▸ **INSTRUCTION**
Give the data below again exactly as it stands. Omit the pictures.

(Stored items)
***
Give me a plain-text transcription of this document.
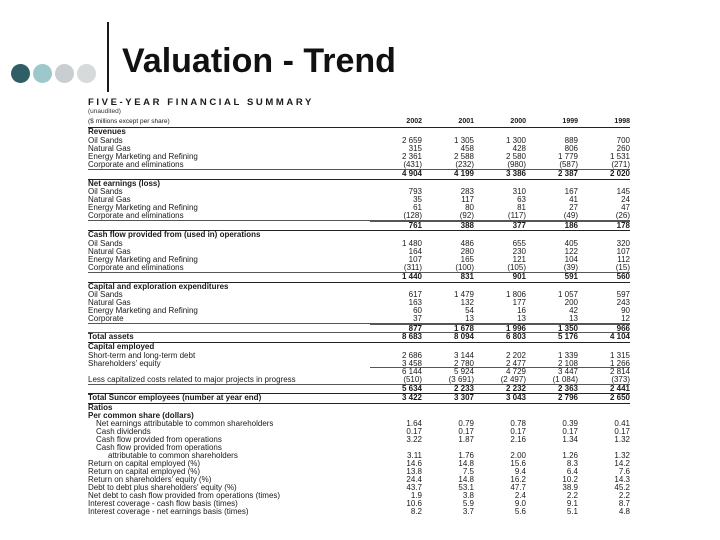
Valuation - Trend
FIVE-YEAR FINANCIAL SUMMARY
(unaudited)
($ millions except per share)	2002	2001	2000	1999	1998
Revenues
Oil Sands	2 659	1 305	1 300	889	700
Natural Gas	315	458	428	806	260
Energy Marketing and Refining	2 361	2 588	2 580	1 779	1 531
Corporate and eliminations	(431)	(232)	(980)	(587)	(271)
4 904	4 199	3 386	2 387	2 020
Net earnings (loss)
Oil Sands	793	283	310	167	145
Natural Gas	35	117	63	41	24
Energy Marketing and Refining	61	80	81	27	47
Corporate and eliminations	(128)	(92)	(117)	(49)	(26)
761	388	377	186	178
Cash flow provided from (used in) operations
Oil Sands	1 480	486	655	405	320
Natural Gas	164	280	230	122	107
Energy Marketing and Refining	107	165	121	104	112
Corporate and eliminations	(311)	(100)	(105)	(39)	(15)
1 440	831	901	591	560
Capital and exploration expenditures
Oil Sands	617	1 479	1 806	1 057	597
Natural Gas	163	132	177	200	243
Energy Marketing and Refining	60	54	16	42	90
Corporate	37	13	13	13	12
877	1 678	1 996	1 350	966
Total assets	8 683	8 094	6 803	5 176	4 104
Capital employed
Short-term and long-term debt	2 686	3 144	2 202	1 339	1 315
Shareholders' equity	3 458	2 780	2 477	2 108	1 266
6 144	5 924	4 729	3 447	2 814
Less capitalized costs related to major projects in progress	(510)	(3 691)	(2 497)	(1 084)	(373)
5 634	2 233	2 232	2 363	2 441
Total Suncor employees (number at year end)	3 422	3 307	3 043	2 796	2 650
Ratios
Per common share (dollars)
Net earnings attributable to common shareholders	1.64	0.79	0.78	0.39	0.41
Cash dividends	0.17	0.17	0.17	0.17	0.17
Cash flow provided from operations	3.22	1.87	2.16	1.34	1.32
Cash flow provided from operations
attributable to common shareholders	3.11	1.76	2.00	1.26	1.32
Return on capital employed (%)	14.6	14.8	15.6	8.3	14.2
Return on capital employed (%)	13.8	7.5	9.4	6.4	7.6
Return on shareholders' equity (%)	24.4	14.8	16.2	10.2	14.3
Debt to debt plus shareholders' equity (%)	43.7	53.1	47.7	38.9	45.2
Net debt to cash flow provided from operations (times)	1.9	3.8	2.4	2.2	2.2
Interest coverage - cash flow basis (times)	10.6	5.9	9.0	9.1	8.7
Interest coverage - net earnings basis (times)	8.2	3.7	5.6	5.1	4.8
***
▸ **RESPONSE FOR THIS EXERCISE**
Give me a plain-text transcription of this document.
Valuation - Trend
FIVE-YEAR FINANCIAL SUMMARY
(unaudited)
($ millions except per share)	2002	2001	2000	1999	1998
Revenues
Oil Sands	2 659	1 305	1 300	889	700
Natural Gas	315	458	428	806	260
Energy Marketing and Refining	2 361	2 588	2 580	1 779	1 531
Corporate and eliminations	(431)	(232)	(980)	(587)	(271)
4 904	4 199	3 386	2 387	2 020
Net earnings (loss)
Oil Sands	793	283	310	167	145
Natural Gas	35	117	63	41	24
Energy Marketing and Refining	61	80	81	27	47
Corporate and eliminations	(128)	(92)	(117)	(49)	(26)
761	388	377	186	178
Cash flow provided from (used in) operations
Oil Sands	1 480	486	655	405	320
Natural Gas	164	280	230	122	107
Energy Marketing and Refining	107	165	121	104	112
Corporate and eliminations	(311)	(100)	(105)	(39)	(15)
1 440	831	901	591	560
Capital and exploration expenditures
Oil Sands	617	1 479	1 806	1 057	597
Natural Gas	163	132	177	200	243
Energy Marketing and Refining	60	54	16	42	90
Corporate	37	13	13	13	12
877	1 678	1 996	1 350	966
Total assets	8 683	8 094	6 803	5 176	4 104
Capital employed
Short-term and long-term debt	2 686	3 144	2 202	1 339	1 315
Shareholders' equity	3 458	2 780	2 477	2 108	1 266
6 144	5 924	4 729	3 447	2 814
Less capitalized costs related to major projects in progress	(510)	(3 691)	(2 497)	(1 084)	(373)
5 634	2 233	2 232	2 363	2 441
Total Suncor employees (number at year end)	3 422	3 307	3 043	2 796	2 650
Ratios
Per common share (dollars)
Net earnings attributable to common shareholders	1.64	0.79	0.78	0.39	0.41
Cash dividends	0.17	0.17	0.17	0.17	0.17
Cash flow provided from operations	3.22	1.87	2.16	1.34	1.32
Cash flow provided from operations
attributable to common shareholders	3.11	1.76	2.00	1.26	1.32
Return on capital employed (%)	14.6	14.8	15.6	8.3	14.2
Return on capital employed (%)	13.8	7.5	9.4	6.4	7.6
Return on shareholders' equity (%)	24.4	14.8	16.2	10.2	14.3
Debt to debt plus shareholders' equity (%)	43.7	53.1	47.7	38.9	45.2
Net debt to cash flow provided from operations (times)	1.9	3.8	2.4	2.2	2.2
Interest coverage - cash flow basis (times)	10.6	5.9	9.0	9.1	8.7
Interest coverage - net earnings basis (times)	8.2	3.7	5.6	5.1	4.8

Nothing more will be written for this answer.